What is required>
Copy out every line exactly as given.
[start]
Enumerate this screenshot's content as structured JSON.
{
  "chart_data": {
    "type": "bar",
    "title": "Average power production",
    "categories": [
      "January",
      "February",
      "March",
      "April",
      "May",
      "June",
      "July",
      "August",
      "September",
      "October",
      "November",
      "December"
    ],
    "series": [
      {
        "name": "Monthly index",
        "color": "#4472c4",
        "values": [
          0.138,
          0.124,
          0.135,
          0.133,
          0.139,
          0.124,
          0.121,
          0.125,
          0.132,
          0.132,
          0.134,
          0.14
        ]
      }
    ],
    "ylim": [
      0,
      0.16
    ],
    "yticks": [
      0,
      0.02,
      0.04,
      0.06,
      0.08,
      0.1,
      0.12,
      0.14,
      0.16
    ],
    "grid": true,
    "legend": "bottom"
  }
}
[end]
In response>
Enumerate this screenshot's content as structured JSON.
{
  "chart_data": {
    "type": "bar",
    "title": "Average power production",
    "categories": [
      "January",
      "February",
      "March",
      "April",
      "May",
      "June",
      "July",
      "August",
      "September",
      "October",
      "November",
      "December"
    ],
    "series": [
      {
        "name": "Monthly index",
        "color": "#4472c4",
        "values": [
          0.138,
          0.124,
          0.135,
          0.133,
          0.139,
          0.124,
          0.121,
          0.125,
          0.132,
          0.132,
          0.134,
          0.14
        ]
      }
    ],
    "ylim": [
      0,
      0.16
    ],
    "yticks": [
      0,
      0.02,
      0.04,
      0.06,
      0.08,
      0.1,
      0.12,
      0.14,
      0.16
    ],
    "grid": true,
    "legend": "bottom"
  }
}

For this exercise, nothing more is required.